== SHORT TASK ==
Render each line from the start of the records up to and including the line with "card-accent-rail-right: [1225, 360, 1227, 896]" as one string in a JSON list, leaving out blank lines.

Stored dataset items
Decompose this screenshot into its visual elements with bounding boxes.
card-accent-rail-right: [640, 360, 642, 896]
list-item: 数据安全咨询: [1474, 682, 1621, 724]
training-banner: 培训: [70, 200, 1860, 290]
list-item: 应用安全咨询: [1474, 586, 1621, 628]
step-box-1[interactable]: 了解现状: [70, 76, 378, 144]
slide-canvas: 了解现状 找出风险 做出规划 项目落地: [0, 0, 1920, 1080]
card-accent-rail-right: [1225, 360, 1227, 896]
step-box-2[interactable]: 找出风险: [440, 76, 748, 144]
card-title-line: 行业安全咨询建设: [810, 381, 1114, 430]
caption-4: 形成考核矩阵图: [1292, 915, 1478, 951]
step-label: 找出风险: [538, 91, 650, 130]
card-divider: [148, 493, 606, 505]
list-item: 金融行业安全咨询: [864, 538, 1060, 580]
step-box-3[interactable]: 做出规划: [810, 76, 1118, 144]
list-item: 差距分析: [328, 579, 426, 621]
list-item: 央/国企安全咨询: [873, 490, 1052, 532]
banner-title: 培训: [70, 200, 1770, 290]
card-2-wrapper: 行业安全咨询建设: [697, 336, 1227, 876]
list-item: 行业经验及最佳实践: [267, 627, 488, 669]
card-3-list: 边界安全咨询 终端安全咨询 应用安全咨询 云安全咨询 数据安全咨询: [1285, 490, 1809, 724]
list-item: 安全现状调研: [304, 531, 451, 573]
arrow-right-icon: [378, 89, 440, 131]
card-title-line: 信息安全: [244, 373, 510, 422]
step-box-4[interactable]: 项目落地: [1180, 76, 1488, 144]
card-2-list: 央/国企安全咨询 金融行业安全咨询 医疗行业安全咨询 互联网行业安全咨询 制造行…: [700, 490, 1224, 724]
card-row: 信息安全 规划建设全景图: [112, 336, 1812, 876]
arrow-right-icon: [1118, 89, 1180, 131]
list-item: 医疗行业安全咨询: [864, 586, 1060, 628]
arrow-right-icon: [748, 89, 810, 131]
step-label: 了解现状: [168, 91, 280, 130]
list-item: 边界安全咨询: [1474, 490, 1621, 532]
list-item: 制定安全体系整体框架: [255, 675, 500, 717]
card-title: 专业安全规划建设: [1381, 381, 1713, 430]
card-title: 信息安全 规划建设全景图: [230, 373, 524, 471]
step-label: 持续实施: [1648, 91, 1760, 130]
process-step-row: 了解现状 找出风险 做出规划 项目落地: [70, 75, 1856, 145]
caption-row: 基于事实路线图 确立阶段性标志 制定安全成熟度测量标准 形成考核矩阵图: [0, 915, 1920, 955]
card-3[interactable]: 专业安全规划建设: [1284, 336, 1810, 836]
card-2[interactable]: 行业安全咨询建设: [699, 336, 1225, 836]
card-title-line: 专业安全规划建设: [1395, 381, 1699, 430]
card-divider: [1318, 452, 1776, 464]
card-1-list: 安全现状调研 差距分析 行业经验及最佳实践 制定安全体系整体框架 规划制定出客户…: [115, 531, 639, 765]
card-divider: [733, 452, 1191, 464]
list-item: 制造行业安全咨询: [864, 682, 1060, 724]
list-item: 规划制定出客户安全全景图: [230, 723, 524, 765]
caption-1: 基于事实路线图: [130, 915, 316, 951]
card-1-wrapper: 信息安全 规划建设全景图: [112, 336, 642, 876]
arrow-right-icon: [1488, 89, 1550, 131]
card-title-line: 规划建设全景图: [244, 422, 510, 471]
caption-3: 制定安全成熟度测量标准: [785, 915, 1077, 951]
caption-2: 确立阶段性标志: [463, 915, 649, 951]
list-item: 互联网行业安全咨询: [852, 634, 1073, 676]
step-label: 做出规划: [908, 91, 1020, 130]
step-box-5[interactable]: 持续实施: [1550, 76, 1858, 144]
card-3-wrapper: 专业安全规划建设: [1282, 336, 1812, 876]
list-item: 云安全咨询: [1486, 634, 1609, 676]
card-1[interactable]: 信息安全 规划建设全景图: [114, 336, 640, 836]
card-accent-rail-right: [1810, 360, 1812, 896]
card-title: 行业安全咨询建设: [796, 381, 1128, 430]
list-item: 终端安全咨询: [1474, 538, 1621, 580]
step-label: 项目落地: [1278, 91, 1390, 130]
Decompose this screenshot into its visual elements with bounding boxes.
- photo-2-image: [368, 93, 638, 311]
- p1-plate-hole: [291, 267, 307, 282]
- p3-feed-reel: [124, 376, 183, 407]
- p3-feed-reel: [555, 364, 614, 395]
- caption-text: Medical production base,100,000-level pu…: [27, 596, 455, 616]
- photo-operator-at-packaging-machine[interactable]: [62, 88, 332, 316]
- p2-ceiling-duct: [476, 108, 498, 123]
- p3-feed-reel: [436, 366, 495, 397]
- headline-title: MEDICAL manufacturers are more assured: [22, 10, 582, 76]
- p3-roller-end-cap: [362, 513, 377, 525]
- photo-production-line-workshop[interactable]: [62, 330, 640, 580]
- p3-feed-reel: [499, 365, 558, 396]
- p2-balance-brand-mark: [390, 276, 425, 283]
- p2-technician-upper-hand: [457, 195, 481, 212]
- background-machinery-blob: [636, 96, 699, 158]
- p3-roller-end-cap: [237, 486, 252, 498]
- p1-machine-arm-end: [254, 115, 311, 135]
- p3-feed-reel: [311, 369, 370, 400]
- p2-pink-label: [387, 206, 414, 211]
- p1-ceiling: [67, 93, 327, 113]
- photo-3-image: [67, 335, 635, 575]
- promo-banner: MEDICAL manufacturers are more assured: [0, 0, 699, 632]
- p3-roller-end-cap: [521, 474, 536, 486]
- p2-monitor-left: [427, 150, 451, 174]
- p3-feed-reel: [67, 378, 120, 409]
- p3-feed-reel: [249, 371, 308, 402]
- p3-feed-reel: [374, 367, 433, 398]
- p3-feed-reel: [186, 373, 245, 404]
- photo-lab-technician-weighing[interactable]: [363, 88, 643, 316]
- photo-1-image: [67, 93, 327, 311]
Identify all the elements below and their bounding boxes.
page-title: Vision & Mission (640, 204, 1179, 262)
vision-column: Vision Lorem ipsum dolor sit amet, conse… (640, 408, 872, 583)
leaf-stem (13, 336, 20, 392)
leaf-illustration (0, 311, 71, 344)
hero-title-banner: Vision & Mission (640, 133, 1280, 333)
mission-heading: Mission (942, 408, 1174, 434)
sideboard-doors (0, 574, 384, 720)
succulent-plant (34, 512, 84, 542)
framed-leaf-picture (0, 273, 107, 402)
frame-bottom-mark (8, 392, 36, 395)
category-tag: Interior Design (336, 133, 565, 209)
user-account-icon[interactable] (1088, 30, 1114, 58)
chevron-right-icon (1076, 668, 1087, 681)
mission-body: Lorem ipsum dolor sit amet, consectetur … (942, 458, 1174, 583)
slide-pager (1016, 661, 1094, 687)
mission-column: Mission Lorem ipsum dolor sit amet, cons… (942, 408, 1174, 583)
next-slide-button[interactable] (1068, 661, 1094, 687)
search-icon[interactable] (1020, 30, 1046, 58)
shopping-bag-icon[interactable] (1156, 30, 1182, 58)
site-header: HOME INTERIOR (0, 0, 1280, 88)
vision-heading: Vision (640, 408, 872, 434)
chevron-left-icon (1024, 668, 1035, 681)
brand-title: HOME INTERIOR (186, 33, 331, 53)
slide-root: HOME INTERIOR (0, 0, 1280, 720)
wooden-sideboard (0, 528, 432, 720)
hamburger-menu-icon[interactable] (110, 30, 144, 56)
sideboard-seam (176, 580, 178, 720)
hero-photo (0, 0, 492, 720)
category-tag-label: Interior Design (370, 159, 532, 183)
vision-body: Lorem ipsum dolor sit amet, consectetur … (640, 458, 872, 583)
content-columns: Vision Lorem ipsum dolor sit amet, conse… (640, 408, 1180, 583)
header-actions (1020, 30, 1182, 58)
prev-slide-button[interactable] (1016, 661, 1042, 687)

== FINISHED ANSWER ==
[
  "Decompose this screenshot into its visual elements with bounding boxes.",
  "card-accent-rail-right: [640, 360, 642, 896]",
  "list-item: 数据安全咨询: [1474, 682, 1621, 724]",
  "training-banner: 培训: [70, 200, 1860, 290]",
  "list-item: 应用安全咨询: [1474, 586, 1621, 628]",
  "step-box-1[interactable]: 了解现状: [70, 76, 378, 144]",
  "slide-canvas: 了解现状 找出风险 做出规划 项目落地: [0, 0, 1920, 1080]",
  "card-accent-rail-right: [1225, 360, 1227, 896]"
]